• [JOB] Copy out only the span from the line with "Read this page and output its text content." to the end of the data, both ends kept, word for word.
'''
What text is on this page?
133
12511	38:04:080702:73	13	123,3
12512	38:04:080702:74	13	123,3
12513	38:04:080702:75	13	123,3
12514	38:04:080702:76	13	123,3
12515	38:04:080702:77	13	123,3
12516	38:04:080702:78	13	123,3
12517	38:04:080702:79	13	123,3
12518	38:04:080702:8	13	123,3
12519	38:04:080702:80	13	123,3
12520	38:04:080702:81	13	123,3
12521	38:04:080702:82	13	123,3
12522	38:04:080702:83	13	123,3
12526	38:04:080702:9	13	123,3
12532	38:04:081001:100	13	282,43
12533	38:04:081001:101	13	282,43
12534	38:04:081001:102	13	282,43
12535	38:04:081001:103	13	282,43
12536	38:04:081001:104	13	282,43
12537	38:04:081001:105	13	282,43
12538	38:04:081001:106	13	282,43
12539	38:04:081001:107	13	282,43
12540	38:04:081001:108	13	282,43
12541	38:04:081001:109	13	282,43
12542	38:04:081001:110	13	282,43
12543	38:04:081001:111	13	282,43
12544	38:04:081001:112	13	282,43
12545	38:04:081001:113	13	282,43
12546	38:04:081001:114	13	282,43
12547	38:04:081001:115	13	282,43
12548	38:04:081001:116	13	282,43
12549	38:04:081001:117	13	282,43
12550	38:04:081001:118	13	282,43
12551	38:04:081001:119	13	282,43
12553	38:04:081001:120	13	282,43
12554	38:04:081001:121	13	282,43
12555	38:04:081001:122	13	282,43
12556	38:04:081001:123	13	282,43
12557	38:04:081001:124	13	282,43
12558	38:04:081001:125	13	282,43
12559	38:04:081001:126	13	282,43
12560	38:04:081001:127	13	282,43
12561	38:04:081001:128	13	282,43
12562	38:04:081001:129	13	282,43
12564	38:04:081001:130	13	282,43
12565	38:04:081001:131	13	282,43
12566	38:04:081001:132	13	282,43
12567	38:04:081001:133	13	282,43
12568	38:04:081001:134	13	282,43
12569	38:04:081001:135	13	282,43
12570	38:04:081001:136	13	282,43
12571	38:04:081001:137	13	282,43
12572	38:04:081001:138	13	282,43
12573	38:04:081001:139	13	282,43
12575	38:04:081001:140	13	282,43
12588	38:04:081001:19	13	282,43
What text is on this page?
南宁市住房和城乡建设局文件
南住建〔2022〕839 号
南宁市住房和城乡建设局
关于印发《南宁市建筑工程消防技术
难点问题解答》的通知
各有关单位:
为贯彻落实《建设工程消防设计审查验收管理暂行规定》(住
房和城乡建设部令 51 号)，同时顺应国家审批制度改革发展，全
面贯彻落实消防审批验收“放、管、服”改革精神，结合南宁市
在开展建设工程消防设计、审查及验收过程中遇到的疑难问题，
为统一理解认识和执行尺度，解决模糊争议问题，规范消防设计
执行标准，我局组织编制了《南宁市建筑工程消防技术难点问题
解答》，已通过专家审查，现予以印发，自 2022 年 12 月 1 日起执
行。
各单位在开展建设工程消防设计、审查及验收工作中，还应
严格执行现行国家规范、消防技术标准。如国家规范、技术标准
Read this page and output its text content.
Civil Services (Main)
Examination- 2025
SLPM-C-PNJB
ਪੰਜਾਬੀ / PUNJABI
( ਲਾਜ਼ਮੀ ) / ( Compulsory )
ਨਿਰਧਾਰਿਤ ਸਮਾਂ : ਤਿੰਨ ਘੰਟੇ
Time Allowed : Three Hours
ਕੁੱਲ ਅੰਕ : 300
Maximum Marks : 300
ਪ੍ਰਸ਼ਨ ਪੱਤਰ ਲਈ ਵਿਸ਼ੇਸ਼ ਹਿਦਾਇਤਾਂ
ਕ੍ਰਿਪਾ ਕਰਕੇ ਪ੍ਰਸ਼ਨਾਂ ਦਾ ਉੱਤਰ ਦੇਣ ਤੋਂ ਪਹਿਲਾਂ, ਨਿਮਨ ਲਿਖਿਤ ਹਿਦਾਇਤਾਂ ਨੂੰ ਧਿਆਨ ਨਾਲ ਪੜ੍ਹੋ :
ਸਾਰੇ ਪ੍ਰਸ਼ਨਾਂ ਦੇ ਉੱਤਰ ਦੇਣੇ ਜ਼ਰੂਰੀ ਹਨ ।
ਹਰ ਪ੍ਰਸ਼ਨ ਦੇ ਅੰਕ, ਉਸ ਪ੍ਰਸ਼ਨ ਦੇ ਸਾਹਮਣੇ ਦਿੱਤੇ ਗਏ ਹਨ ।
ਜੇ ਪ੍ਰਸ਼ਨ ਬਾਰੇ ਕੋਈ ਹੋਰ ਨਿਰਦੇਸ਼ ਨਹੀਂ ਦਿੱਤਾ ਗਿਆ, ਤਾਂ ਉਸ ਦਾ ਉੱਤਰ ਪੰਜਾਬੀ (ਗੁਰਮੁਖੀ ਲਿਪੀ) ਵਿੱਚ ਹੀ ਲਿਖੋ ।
'''
• [ANSWER FOR THE TASK]
Read this page and output its text content.
Civil Services (Main)
Examination- 2025
SLPM-C-PNJB
ਪੰਜਾਬੀ / PUNJABI
( ਲਾਜ਼ਮੀ ) / ( Compulsory )
ਨਿਰਧਾਰਿਤ ਸਮਾਂ : ਤਿੰਨ ਘੰਟੇ
Time Allowed : Three Hours
ਕੁੱਲ ਅੰਕ : 300
Maximum Marks : 300
ਪ੍ਰਸ਼ਨ ਪੱਤਰ ਲਈ ਵਿਸ਼ੇਸ਼ ਹਿਦਾਇਤਾਂ
ਕ੍ਰਿਪਾ ਕਰਕੇ ਪ੍ਰਸ਼ਨਾਂ ਦਾ ਉੱਤਰ ਦੇਣ ਤੋਂ ਪਹਿਲਾਂ, ਨਿਮਨ ਲਿਖਿਤ ਹਿਦਾਇਤਾਂ ਨੂੰ ਧਿਆਨ ਨਾਲ ਪੜ੍ਹੋ :
ਸਾਰੇ ਪ੍ਰਸ਼ਨਾਂ ਦੇ ਉੱਤਰ ਦੇਣੇ ਜ਼ਰੂਰੀ ਹਨ ।
ਹਰ ਪ੍ਰਸ਼ਨ ਦੇ ਅੰਕ, ਉਸ ਪ੍ਰਸ਼ਨ ਦੇ ਸਾਹਮਣੇ ਦਿੱਤੇ ਗਏ ਹਨ ।
ਜੇ ਪ੍ਰਸ਼ਨ ਬਾਰੇ ਕੋਈ ਹੋਰ ਨਿਰਦੇਸ਼ ਨਹੀਂ ਦਿੱਤਾ ਗਿਆ, ਤਾਂ ਉਸ ਦਾ ਉੱਤਰ ਪੰਜਾਬੀ (ਗੁਰਮੁਖੀ ਲਿਪੀ) ਵਿੱਚ ਹੀ ਲਿਖੋ ।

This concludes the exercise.